* _Excerpted data_

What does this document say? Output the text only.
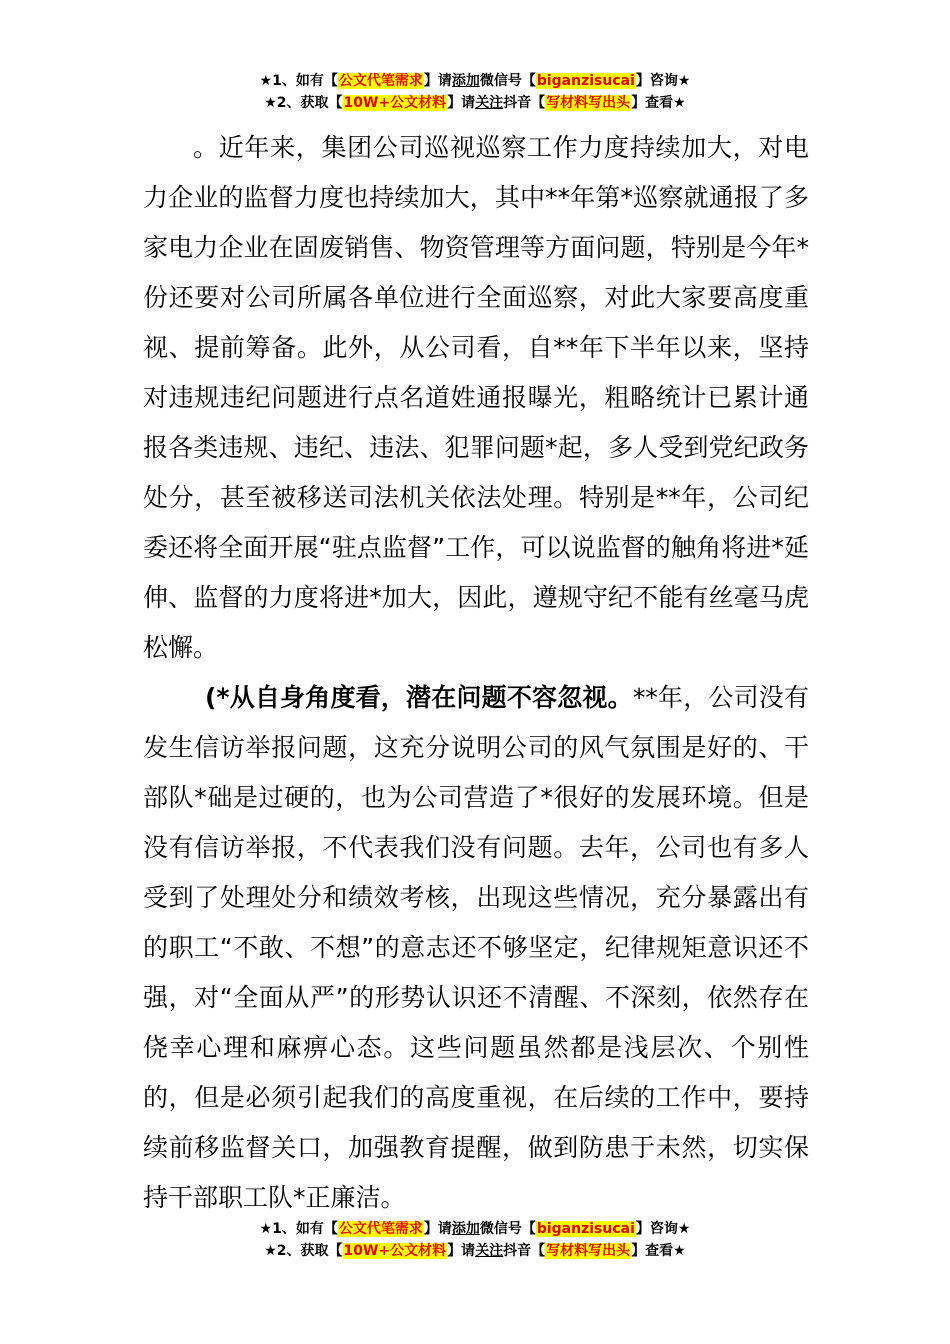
★1、如有【公文代笔需求】请添加微信号【biganzisucai】咨询★
★2、获取【10W+公文材料】请关注抖音【写材料写出头】查看★

。近年来，集团公司巡视巡察工作力度持续加大，对电力企业的监督力度也持续加大，其中**年第*巡察就通报了多家电力企业在固废销售、物资管理等方面问题，特别是今年*份还要对公司所属各单位进行全面巡察，对此大家要高度重视、提前筹备。此外，从公司看，自**年下半年以来，坚持对违规违纪问题进行点名道姓通报曝光，粗略统计已累计通报各类违规、违纪、违法、犯罪问题*起，多人受到党纪政务处分，甚至被移送司法机关依法处理。特别是**年，公司纪委还将全面开展“驻点监督”工作，可以说监督的触角将进*延伸、监督的力度将进*加大，因此，遵规守纪不能有丝毫马虎松懈。

(*从自身角度看，潜在问题不容忽视。**年，公司没有发生信访举报问题，这充分说明公司的风气氛围是好的、干部队*础是过硬的，也为公司营造了*很好的发展环境。但是没有信访举报，不代表我们没有问题。去年，公司也有多人受到了处理处分和绩效考核，出现这些情况，充分暴露出有的职工“不敢、不想”的意志还不够坚定，纪律规矩意识还不强，对“全面从严”的形势认识还不清醒、不深刻，依然存在侥幸心理和麻痹心态。这些问题虽然都是浅层次、个别性的，但是必须引起我们的高度重视，在后续的工作中，要持续前移监督关口，加强教育提醒，做到防患于未然，切实保持干部职工队*正廉洁。

★1、如有【公文代笔需求】请添加微信号【biganzisucai】咨询★
★2、获取【10W+公文材料】请关注抖音【写材料写出头】查看★
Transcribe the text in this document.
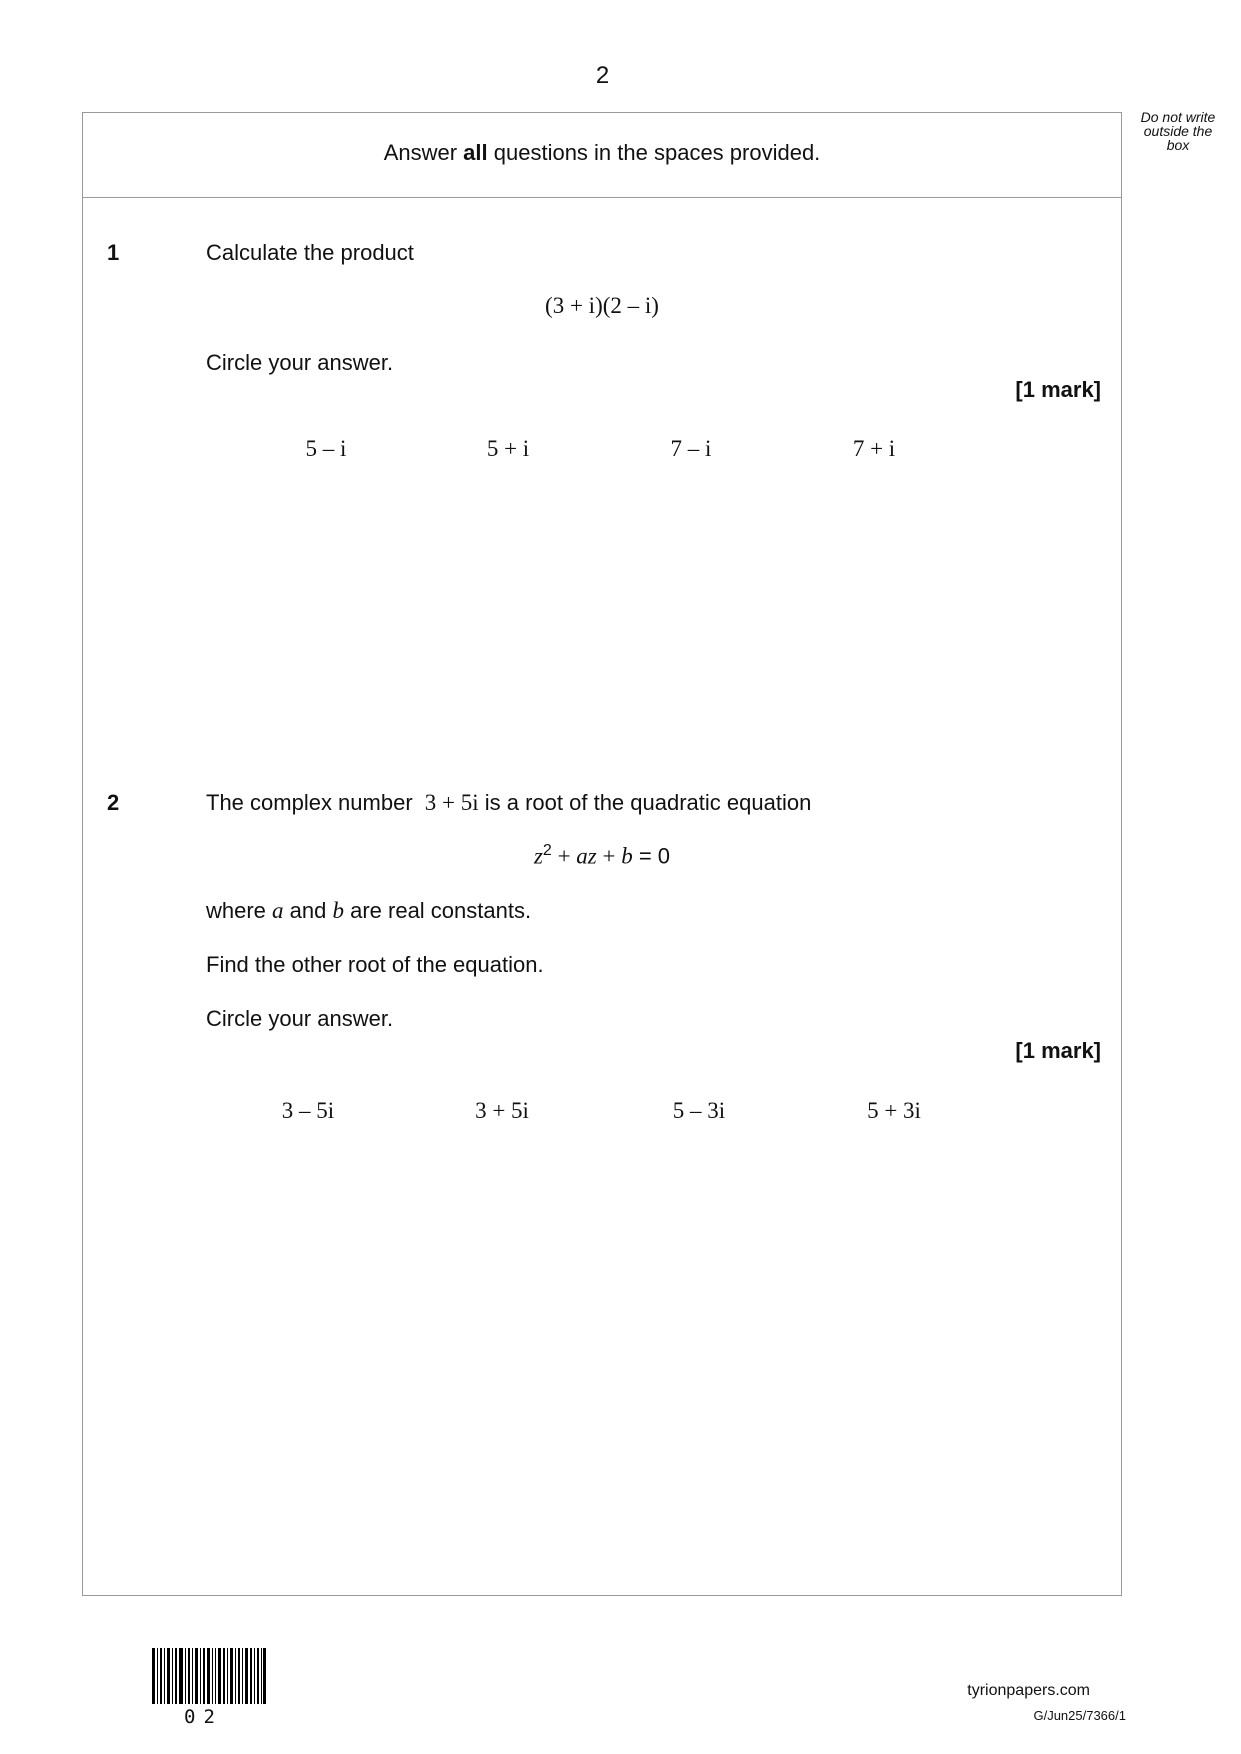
2
Do not write
outside the
box
Answer all questions in the spaces provided.
1	Calculate the product
(3 + i)(2 – i)
Circle your answer.
[1 mark]
5 – i	5 + i	7 – i	7 + i
2	The complex number 3 + 5i is a root of the quadratic equation
$z^2$ + az + b = 0
where a and b are real constants.
Find the other root of the equation.
Circle your answer.
[1 mark]
3 – 5i	3 + 5i	5 – 3i	5 + 3i
02
tyrionpapers.com
G/Jun25/7366/1
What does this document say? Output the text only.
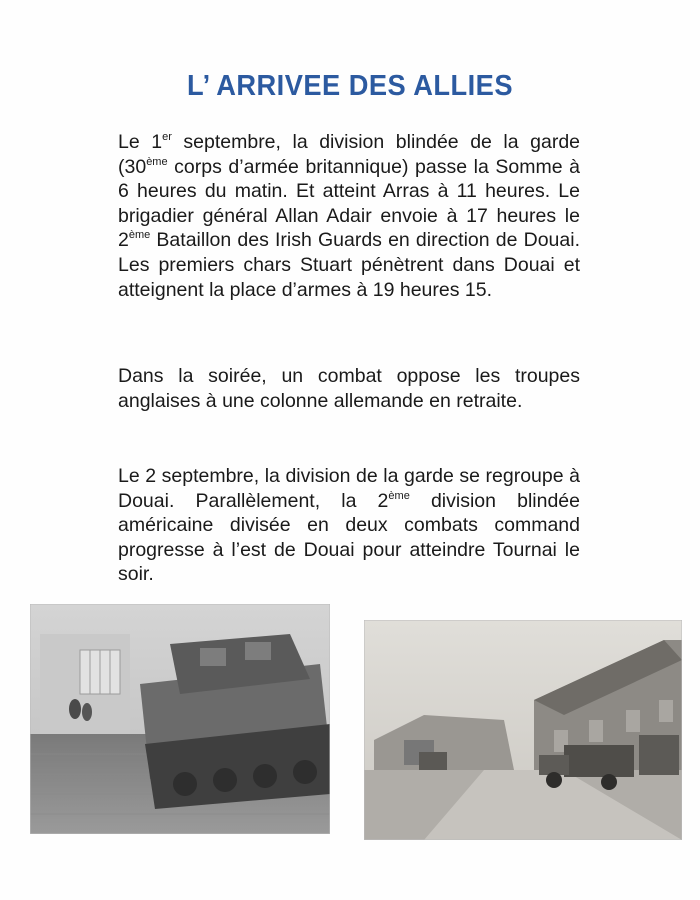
L’ ARRIVEE DES ALLIES
Le 1er septembre, la division blindée de la garde (30ème corps d’armée britannique) passe la Somme à 6 heures du matin. Et atteint Arras à 11 heures. Le brigadier général Allan Adair envoie à 17 heures le 2ème Bataillon des Irish Guards en direction de Douai. Les premiers chars Stuart pénètrent dans Douai et atteignent la place d’armes à 19 heures 15.
Dans la soirée, un combat oppose les troupes anglaises à une colonne allemande en retraite.
Le 2 septembre, la division de la garde se regroupe à Douai. Parallèlement, la 2ème division blindée américaine divisée en deux combats command progresse à l’est de Douai pour atteindre Tournai le soir.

* _Instructions for the task_
Print all of the entries word for word. Skip any images they contain.

* _Full output_
What does this document say? Output the text only.
★1、如有【公文代笔需求】请添加微信号【biganzisucai】咨询★
★2、获取【10W+公文材料】请关注抖音【写材料写出头】查看★

。近年来，集团公司巡视巡察工作力度持续加大，对电力企业的监督力度也持续加大，其中**年第*巡察就通报了多家电力企业在固废销售、物资管理等方面问题，特别是今年*份还要对公司所属各单位进行全面巡察，对此大家要高度重视、提前筹备。此外，从公司看，自**年下半年以来，坚持对违规违纪问题进行点名道姓通报曝光，粗略统计已累计通报各类违规、违纪、违法、犯罪问题*起，多人受到党纪政务处分，甚至被移送司法机关依法处理。特别是**年，公司纪委还将全面开展“驻点监督”工作，可以说监督的触角将进*延伸、监督的力度将进*加大，因此，遵规守纪不能有丝毫马虎松懈。

(*从自身角度看，潜在问题不容忽视。**年，公司没有发生信访举报问题，这充分说明公司的风气氛围是好的、干部队*础是过硬的，也为公司营造了*很好的发展环境。但是没有信访举报，不代表我们没有问题。去年，公司也有多人受到了处理处分和绩效考核，出现这些情况，充分暴露出有的职工“不敢、不想”的意志还不够坚定，纪律规矩意识还不强，对“全面从严”的形势认识还不清醒、不深刻，依然存在侥幸心理和麻痹心态。这些问题虽然都是浅层次、个别性的，但是必须引起我们的高度重视，在后续的工作中，要持续前移监督关口，加强教育提醒，做到防患于未然，切实保持干部职工队*正廉洁。

★1、如有【公文代笔需求】请添加微信号【biganzisucai】咨询★
★2、获取【10W+公文材料】请关注抖音【写材料写出头】查看★
Transcribe the text in this document.
2
Do not write
outside the
box
Answer all questions in the spaces provided.
1	Calculate the product
(3 + i)(2 – i)
Circle your answer.
[1 mark]
5 – i	5 + i	7 – i	7 + i
2	The complex number 3 + 5i is a root of the quadratic equation
$z^2$ + az + b = 0
where a and b are real constants.
Find the other root of the equation.
Circle your answer.
[1 mark]
3 – 5i	3 + 5i	5 – 3i	5 + 3i
02
tyrionpapers.com
G/Jun25/7366/1
What does this document say? Output the text only.
L’ ARRIVEE DES ALLIES
Le 1er septembre, la division blindée de la garde (30ème corps d’armée britannique) passe la Somme à 6 heures du matin. Et atteint Arras à 11 heures. Le brigadier général Allan Adair envoie à 17 heures le 2ème Bataillon des Irish Guards en direction de Douai. Les premiers chars Stuart pénètrent dans Douai et atteignent la place d’armes à 19 heures 15.
Dans la soirée, un combat oppose les troupes anglaises à une colonne allemande en retraite.
Le 2 septembre, la division de la garde se regroupe à Douai. Parallèlement, la 2ème division blindée américaine divisée en deux combats command progresse à l’est de Douai pour atteindre Tournai le soir.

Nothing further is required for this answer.